## GIVEN TASK
Your task is to quote the material that follows, in full and exactly.

───── TASK DATA ─────

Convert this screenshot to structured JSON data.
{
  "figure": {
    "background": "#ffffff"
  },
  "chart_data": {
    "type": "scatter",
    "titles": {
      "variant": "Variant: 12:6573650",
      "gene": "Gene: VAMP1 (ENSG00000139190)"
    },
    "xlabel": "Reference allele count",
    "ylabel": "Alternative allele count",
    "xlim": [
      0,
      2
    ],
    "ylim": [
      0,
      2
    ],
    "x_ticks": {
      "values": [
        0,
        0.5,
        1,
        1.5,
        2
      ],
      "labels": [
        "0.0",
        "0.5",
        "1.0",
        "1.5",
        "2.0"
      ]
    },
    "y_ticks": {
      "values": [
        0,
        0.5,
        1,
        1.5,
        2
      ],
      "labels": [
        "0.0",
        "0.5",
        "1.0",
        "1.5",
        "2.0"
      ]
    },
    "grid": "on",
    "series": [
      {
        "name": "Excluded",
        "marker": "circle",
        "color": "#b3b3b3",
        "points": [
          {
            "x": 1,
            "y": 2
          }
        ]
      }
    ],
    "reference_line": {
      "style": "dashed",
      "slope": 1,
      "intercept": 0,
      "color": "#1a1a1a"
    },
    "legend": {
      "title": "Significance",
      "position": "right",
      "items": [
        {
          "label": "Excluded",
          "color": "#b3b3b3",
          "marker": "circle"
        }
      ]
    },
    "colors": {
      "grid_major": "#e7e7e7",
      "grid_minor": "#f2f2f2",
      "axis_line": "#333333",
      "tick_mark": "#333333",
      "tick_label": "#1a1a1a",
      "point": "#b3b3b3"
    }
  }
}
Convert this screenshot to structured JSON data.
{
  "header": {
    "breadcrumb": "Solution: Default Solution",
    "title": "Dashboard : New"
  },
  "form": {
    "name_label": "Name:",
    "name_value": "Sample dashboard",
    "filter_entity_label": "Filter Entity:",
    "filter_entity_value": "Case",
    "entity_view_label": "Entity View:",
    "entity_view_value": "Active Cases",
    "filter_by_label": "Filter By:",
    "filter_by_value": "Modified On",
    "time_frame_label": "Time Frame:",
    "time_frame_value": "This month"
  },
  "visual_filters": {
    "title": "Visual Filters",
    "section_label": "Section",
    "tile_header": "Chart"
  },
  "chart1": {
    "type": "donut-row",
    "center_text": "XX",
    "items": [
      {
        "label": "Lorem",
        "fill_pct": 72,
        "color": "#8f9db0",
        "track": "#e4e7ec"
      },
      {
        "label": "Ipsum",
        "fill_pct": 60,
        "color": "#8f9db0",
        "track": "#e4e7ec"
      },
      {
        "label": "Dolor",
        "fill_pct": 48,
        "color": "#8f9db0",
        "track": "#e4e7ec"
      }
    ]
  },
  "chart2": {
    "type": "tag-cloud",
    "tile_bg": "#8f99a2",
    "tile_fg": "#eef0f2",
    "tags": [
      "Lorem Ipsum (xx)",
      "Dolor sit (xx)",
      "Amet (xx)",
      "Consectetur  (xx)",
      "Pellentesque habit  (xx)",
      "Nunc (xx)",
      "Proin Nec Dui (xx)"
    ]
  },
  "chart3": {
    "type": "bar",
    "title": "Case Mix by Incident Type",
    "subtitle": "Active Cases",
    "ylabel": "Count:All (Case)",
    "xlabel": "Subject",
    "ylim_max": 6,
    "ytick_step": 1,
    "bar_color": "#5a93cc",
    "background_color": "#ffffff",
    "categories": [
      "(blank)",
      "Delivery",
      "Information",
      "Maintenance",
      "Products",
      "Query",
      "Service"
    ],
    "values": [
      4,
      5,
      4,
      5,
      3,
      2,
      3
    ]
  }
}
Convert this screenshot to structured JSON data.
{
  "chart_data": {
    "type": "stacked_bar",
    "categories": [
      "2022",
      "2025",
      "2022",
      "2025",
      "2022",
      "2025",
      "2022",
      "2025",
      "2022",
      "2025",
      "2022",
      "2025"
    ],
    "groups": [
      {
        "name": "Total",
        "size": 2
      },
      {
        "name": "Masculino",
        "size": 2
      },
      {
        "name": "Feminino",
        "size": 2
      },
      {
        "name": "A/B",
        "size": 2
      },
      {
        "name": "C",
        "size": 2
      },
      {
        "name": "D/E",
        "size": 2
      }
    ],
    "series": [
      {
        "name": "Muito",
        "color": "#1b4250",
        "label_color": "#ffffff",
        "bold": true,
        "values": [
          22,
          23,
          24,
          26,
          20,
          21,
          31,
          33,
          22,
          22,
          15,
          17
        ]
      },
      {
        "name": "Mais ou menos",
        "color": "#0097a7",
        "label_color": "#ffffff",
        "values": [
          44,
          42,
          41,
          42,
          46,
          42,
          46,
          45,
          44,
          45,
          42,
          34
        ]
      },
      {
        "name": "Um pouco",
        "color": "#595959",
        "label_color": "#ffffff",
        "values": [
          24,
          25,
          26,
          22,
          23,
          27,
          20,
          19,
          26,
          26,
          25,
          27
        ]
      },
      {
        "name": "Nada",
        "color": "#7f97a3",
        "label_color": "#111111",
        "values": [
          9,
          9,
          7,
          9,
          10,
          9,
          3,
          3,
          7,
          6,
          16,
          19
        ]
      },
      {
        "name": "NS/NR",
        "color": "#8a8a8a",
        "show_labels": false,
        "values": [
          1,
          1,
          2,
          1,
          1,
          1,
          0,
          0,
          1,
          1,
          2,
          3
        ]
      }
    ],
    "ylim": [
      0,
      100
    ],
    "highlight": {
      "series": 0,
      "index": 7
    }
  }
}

─────

## EXERCISE RESPONSE
Convert this screenshot to structured JSON data.
{
  "figure": {
    "background": "#ffffff"
  },
  "chart_data": {
    "type": "scatter",
    "titles": {
      "variant": "Variant: 12:6573650",
      "gene": "Gene: VAMP1 (ENSG00000139190)"
    },
    "xlabel": "Reference allele count",
    "ylabel": "Alternative allele count",
    "xlim": [
      0,
      2
    ],
    "ylim": [
      0,
      2
    ],
    "x_ticks": {
      "values": [
        0,
        0.5,
        1,
        1.5,
        2
      ],
      "labels": [
        "0.0",
        "0.5",
        "1.0",
        "1.5",
        "2.0"
      ]
    },
    "y_ticks": {
      "values": [
        0,
        0.5,
        1,
        1.5,
        2
      ],
      "labels": [
        "0.0",
        "0.5",
        "1.0",
        "1.5",
        "2.0"
      ]
    },
    "grid": "on",
    "series": [
      {
        "name": "Excluded",
        "marker": "circle",
        "color": "#b3b3b3",
        "points": [
          {
            "x": 1,
            "y": 2
          }
        ]
      }
    ],
    "reference_line": {
      "style": "dashed",
      "slope": 1,
      "intercept": 0,
      "color": "#1a1a1a"
    },
    "legend": {
      "title": "Significance",
      "position": "right",
      "items": [
        {
          "label": "Excluded",
          "color": "#b3b3b3",
          "marker": "circle"
        }
      ]
    },
    "colors": {
      "grid_major": "#e7e7e7",
      "grid_minor": "#f2f2f2",
      "axis_line": "#333333",
      "tick_mark": "#333333",
      "tick_label": "#1a1a1a",
      "point": "#b3b3b3"
    }
  }
}
Convert this screenshot to structured JSON data.
{
  "header": {
    "breadcrumb": "Solution: Default Solution",
    "title": "Dashboard : New"
  },
  "form": {
    "name_label": "Name:",
    "name_value": "Sample dashboard",
    "filter_entity_label": "Filter Entity:",
    "filter_entity_value": "Case",
    "entity_view_label": "Entity View:",
    "entity_view_value": "Active Cases",
    "filter_by_label": "Filter By:",
    "filter_by_value": "Modified On",
    "time_frame_label": "Time Frame:",
    "time_frame_value": "This month"
  },
  "visual_filters": {
    "title": "Visual Filters",
    "section_label": "Section",
    "tile_header": "Chart"
  },
  "chart1": {
    "type": "donut-row",
    "center_text": "XX",
    "items": [
      {
        "label": "Lorem",
        "fill_pct": 72,
        "color": "#8f9db0",
        "track": "#e4e7ec"
      },
      {
        "label": "Ipsum",
        "fill_pct": 60,
        "color": "#8f9db0",
        "track": "#e4e7ec"
      },
      {
        "label": "Dolor",
        "fill_pct": 48,
        "color": "#8f9db0",
        "track": "#e4e7ec"
      }
    ]
  },
  "chart2": {
    "type": "tag-cloud",
    "tile_bg": "#8f99a2",
    "tile_fg": "#eef0f2",
    "tags": [
      "Lorem Ipsum (xx)",
      "Dolor sit (xx)",
      "Amet (xx)",
      "Consectetur  (xx)",
      "Pellentesque habit  (xx)",
      "Nunc (xx)",
      "Proin Nec Dui (xx)"
    ]
  },
  "chart3": {
    "type": "bar",
    "title": "Case Mix by Incident Type",
    "subtitle": "Active Cases",
    "ylabel": "Count:All (Case)",
    "xlabel": "Subject",
    "ylim_max": 6,
    "ytick_step": 1,
    "bar_color": "#5a93cc",
    "background_color": "#ffffff",
    "categories": [
      "(blank)",
      "Delivery",
      "Information",
      "Maintenance",
      "Products",
      "Query",
      "Service"
    ],
    "values": [
      4,
      5,
      4,
      5,
      3,
      2,
      3
    ]
  }
}
Convert this screenshot to structured JSON data.
{
  "chart_data": {
    "type": "stacked_bar",
    "categories": [
      "2022",
      "2025",
      "2022",
      "2025",
      "2022",
      "2025",
      "2022",
      "2025",
      "2022",
      "2025",
      "2022",
      "2025"
    ],
    "groups": [
      {
        "name": "Total",
        "size": 2
      },
      {
        "name": "Masculino",
        "size": 2
      },
      {
        "name": "Feminino",
        "size": 2
      },
      {
        "name": "A/B",
        "size": 2
      },
      {
        "name": "C",
        "size": 2
      },
      {
        "name": "D/E",
        "size": 2
      }
    ],
    "series": [
      {
        "name": "Muito",
        "color": "#1b4250",
        "label_color": "#ffffff",
        "bold": true,
        "values": [
          22,
          23,
          24,
          26,
          20,
          21,
          31,
          33,
          22,
          22,
          15,
          17
        ]
      },
      {
        "name": "Mais ou menos",
        "color": "#0097a7",
        "label_color": "#ffffff",
        "values": [
          44,
          42,
          41,
          42,
          46,
          42,
          46,
          45,
          44,
          45,
          42,
          34
        ]
      },
      {
        "name": "Um pouco",
        "color": "#595959",
        "label_color": "#ffffff",
        "values": [
          24,
          25,
          26,
          22,
          23,
          27,
          20,
          19,
          26,
          26,
          25,
          27
        ]
      },
      {
        "name": "Nada",
        "color": "#7f97a3",
        "label_color": "#111111",
        "values": [
          9,
          9,
          7,
          9,
          10,
          9,
          3,
          3,
          7,
          6,
          16,
          19
        ]
      },
      {
        "name": "NS/NR",
        "color": "#8a8a8a",
        "show_labels": false,
        "values": [
          1,
          1,
          2,
          1,
          1,
          1,
          0,
          0,
          1,
          1,
          2,
          3
        ]
      }
    ],
    "ylim": [
      0,
      100
    ],
    "highlight": {
      "series": 0,
      "index": 7
    }
  }
}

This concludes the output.